Work instructions: Go through the listing and copy each line with the string "negara".

======== Supplied information ========

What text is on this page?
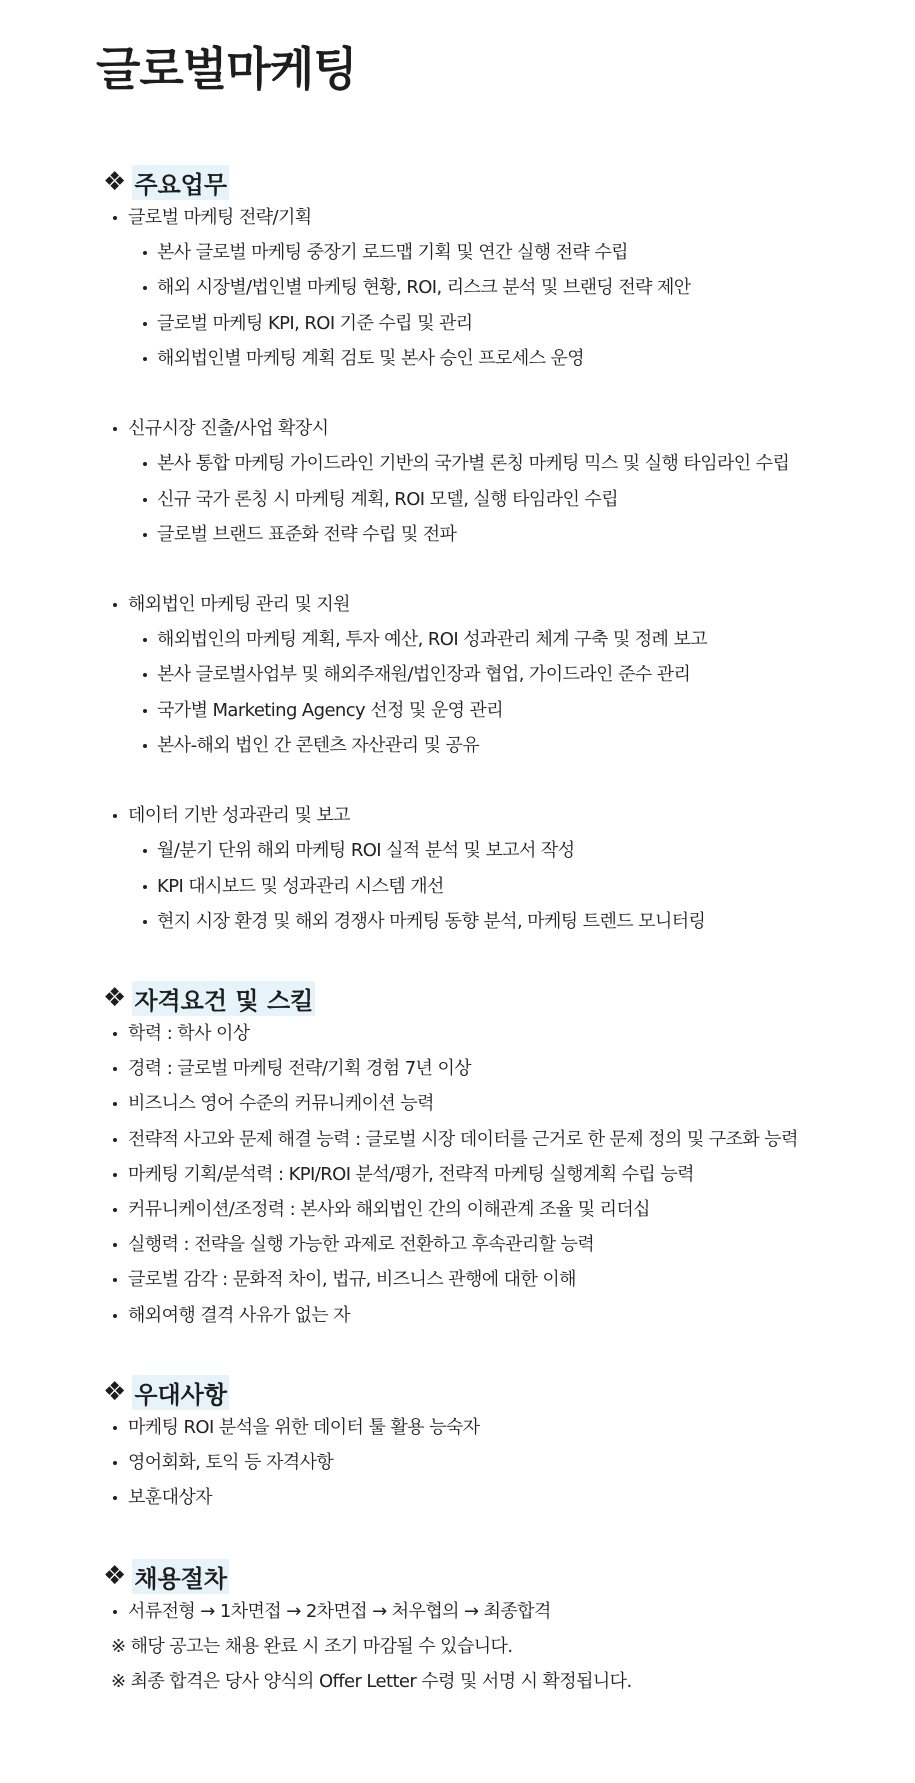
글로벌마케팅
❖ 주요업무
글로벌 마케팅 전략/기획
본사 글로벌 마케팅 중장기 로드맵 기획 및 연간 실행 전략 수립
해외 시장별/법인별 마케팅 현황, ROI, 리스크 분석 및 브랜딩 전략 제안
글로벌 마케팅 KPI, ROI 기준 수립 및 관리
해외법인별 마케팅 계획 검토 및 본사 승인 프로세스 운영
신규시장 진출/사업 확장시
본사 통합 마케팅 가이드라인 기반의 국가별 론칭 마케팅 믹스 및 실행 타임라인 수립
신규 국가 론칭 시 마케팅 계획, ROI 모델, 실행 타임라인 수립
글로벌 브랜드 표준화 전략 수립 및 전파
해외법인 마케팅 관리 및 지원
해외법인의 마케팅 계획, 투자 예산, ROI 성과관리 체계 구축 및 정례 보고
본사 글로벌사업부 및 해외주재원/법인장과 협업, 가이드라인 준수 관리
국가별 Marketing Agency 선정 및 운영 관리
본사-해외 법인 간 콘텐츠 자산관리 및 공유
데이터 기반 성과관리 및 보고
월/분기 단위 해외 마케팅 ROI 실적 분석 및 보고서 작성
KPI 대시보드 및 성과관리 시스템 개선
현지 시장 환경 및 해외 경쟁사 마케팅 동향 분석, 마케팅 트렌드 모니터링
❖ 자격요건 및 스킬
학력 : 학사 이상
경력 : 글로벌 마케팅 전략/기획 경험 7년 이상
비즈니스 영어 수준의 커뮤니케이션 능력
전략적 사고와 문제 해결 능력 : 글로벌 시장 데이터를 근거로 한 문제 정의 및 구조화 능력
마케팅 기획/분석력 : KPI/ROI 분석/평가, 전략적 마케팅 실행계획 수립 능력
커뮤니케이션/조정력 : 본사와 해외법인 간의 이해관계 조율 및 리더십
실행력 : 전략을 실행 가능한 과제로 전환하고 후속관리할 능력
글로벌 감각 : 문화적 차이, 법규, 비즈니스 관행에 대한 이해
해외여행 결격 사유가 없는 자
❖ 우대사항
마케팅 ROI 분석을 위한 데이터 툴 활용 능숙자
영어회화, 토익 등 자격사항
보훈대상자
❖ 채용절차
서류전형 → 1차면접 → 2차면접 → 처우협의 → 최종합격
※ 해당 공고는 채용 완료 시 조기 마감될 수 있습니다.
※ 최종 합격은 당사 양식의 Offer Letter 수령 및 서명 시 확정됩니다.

========
======== Supplied information ========

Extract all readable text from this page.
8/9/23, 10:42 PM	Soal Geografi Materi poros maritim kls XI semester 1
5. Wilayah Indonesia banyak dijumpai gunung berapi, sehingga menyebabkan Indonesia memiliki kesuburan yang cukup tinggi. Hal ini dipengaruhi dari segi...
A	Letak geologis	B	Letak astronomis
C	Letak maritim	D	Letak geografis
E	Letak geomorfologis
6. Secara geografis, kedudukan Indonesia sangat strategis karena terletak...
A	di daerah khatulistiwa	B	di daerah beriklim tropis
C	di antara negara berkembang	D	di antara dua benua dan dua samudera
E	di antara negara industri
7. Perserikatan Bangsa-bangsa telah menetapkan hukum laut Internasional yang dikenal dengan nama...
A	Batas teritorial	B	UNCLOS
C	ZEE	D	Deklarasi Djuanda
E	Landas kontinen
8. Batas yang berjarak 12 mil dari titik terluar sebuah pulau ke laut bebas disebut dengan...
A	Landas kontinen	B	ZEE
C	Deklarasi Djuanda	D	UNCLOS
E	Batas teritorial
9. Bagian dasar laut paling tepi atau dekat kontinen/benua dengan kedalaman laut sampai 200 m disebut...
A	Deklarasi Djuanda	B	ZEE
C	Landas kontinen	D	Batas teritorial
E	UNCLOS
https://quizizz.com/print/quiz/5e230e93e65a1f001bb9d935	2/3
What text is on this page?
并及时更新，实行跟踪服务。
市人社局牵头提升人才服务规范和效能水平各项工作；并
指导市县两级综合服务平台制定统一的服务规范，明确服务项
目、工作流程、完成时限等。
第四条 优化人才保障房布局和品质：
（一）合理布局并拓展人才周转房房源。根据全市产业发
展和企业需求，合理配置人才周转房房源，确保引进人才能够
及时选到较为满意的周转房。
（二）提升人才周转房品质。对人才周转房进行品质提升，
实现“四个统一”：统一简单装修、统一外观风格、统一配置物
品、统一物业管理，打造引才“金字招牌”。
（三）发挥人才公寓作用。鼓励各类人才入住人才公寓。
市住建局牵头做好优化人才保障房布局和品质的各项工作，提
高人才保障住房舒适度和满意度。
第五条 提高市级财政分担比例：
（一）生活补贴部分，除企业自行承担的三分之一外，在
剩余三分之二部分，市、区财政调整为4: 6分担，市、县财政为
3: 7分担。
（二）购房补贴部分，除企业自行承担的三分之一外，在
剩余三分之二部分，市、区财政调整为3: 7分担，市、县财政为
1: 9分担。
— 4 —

========
======== Supplied information ========

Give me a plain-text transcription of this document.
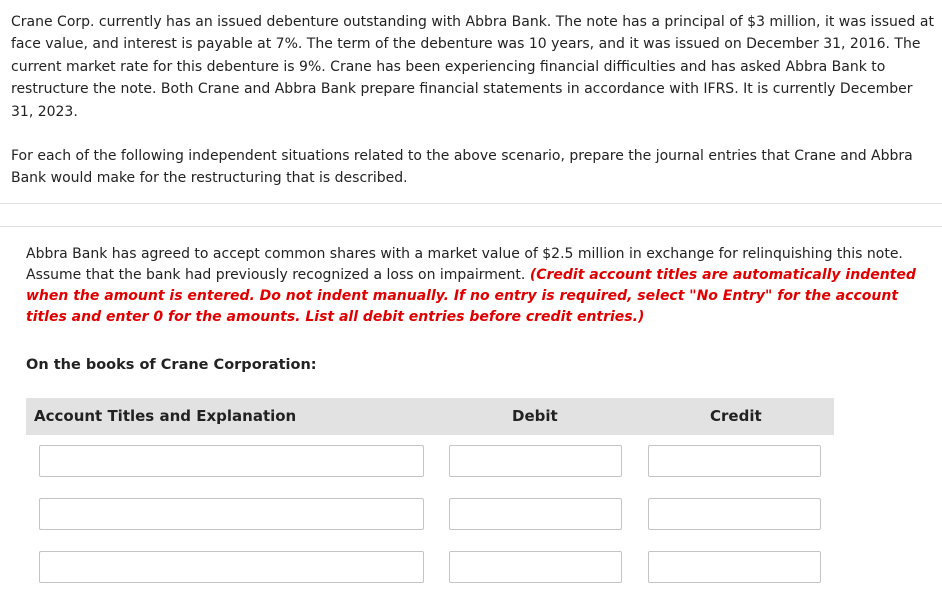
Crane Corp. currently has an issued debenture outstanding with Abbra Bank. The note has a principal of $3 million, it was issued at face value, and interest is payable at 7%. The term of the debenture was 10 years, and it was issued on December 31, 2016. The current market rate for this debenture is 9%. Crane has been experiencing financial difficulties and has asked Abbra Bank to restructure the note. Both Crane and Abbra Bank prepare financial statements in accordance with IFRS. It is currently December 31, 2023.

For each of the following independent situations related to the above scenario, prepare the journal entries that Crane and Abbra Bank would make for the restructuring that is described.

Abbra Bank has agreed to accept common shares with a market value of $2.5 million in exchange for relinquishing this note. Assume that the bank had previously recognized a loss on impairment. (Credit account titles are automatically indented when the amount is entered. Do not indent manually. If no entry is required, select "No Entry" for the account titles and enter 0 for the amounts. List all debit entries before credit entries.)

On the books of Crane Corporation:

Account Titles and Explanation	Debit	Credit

========

Expected output:
C	di antara negara berkembang	D	di antara dua benua dan dua samudera
E	di antara negara industri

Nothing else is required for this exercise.